Your task | Wherever the word "candidates" appears in a line, copy that line.

»»

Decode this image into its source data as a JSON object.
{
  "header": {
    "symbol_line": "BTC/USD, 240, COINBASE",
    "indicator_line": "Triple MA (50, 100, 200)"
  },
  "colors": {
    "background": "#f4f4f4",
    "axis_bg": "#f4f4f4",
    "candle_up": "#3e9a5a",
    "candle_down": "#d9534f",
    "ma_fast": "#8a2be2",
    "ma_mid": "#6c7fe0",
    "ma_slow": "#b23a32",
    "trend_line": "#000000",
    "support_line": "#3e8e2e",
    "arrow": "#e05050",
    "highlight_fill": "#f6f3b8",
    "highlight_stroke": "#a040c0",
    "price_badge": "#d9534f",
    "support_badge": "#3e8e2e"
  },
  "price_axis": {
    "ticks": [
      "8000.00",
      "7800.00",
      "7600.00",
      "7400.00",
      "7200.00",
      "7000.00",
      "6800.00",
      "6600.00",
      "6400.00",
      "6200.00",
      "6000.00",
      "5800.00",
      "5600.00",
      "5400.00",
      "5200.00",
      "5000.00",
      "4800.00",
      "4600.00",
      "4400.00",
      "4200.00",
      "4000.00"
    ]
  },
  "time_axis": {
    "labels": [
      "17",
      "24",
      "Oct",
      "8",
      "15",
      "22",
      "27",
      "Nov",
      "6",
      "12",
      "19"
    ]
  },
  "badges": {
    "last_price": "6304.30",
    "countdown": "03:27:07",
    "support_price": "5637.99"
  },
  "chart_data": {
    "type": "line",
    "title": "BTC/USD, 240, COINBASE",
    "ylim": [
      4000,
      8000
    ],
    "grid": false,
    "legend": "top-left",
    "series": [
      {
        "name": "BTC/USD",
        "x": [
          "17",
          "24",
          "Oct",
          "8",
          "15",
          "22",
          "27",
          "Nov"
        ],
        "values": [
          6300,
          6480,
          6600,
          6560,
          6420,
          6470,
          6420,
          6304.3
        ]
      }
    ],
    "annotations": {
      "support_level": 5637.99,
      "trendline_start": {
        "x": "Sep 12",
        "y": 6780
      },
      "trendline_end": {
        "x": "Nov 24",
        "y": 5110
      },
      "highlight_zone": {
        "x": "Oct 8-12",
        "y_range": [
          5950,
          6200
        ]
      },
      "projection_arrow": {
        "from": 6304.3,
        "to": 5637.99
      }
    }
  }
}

««
»»

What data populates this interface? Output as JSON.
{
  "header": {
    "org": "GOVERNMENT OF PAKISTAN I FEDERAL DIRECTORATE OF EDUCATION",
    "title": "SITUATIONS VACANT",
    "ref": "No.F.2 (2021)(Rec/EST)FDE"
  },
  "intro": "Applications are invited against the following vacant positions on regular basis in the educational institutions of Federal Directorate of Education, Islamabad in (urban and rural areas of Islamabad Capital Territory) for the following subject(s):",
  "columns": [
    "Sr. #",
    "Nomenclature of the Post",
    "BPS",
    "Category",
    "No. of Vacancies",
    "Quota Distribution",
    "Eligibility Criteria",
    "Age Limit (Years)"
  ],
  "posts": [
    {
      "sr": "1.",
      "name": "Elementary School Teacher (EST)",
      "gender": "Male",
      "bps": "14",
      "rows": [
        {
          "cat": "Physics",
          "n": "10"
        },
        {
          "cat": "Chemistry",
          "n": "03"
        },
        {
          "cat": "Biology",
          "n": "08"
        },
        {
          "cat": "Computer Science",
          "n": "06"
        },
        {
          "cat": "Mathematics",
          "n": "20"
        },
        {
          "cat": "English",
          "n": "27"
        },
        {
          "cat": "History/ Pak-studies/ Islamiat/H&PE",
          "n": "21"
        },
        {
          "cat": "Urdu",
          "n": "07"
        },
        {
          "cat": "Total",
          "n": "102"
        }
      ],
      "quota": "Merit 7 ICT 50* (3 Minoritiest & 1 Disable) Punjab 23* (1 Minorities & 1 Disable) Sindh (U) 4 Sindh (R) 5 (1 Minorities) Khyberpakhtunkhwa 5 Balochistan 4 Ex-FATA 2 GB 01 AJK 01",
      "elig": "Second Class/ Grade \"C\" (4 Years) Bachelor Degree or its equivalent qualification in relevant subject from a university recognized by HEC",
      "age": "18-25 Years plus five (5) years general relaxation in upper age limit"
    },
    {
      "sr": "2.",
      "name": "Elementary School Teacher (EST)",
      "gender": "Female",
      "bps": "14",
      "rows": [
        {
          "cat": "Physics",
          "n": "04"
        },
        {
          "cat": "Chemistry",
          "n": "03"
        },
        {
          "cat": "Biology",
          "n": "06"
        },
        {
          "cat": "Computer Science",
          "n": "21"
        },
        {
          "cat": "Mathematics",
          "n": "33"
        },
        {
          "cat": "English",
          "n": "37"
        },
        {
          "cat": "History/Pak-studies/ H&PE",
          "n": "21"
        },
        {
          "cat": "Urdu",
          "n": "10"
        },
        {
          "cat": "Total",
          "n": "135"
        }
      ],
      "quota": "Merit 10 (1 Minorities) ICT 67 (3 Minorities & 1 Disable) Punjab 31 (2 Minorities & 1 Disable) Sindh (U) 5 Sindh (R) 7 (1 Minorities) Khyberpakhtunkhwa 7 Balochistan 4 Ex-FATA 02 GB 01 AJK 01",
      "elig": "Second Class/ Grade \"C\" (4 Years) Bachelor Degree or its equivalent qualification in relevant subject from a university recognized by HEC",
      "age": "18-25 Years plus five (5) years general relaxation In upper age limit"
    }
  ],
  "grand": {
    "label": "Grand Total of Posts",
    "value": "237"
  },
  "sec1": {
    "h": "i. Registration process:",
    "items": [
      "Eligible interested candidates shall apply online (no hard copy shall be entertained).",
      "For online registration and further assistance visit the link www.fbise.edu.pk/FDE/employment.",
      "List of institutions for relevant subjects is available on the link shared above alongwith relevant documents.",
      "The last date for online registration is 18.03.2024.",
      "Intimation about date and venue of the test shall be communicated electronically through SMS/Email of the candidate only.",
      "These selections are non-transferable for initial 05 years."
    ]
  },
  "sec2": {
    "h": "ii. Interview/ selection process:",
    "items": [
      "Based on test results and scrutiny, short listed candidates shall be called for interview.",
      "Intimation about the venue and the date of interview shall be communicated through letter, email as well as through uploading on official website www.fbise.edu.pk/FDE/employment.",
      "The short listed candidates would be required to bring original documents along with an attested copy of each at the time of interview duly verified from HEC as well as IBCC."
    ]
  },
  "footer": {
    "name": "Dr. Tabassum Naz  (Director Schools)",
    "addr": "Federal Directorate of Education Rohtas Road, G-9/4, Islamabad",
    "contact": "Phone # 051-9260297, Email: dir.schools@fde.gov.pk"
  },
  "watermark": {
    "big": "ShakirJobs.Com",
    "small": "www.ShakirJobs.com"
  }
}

««

Answer below |
      "Eligible interested candidates shall apply online (no hard copy shall be entertained).",
      "Based on test results and scrutiny, short listed candidates shall be called for interview.",
      "The short listed candidates would be required to bring original documents along with an attested copy of each at the time of interview duly verified from HEC as well as IBCC."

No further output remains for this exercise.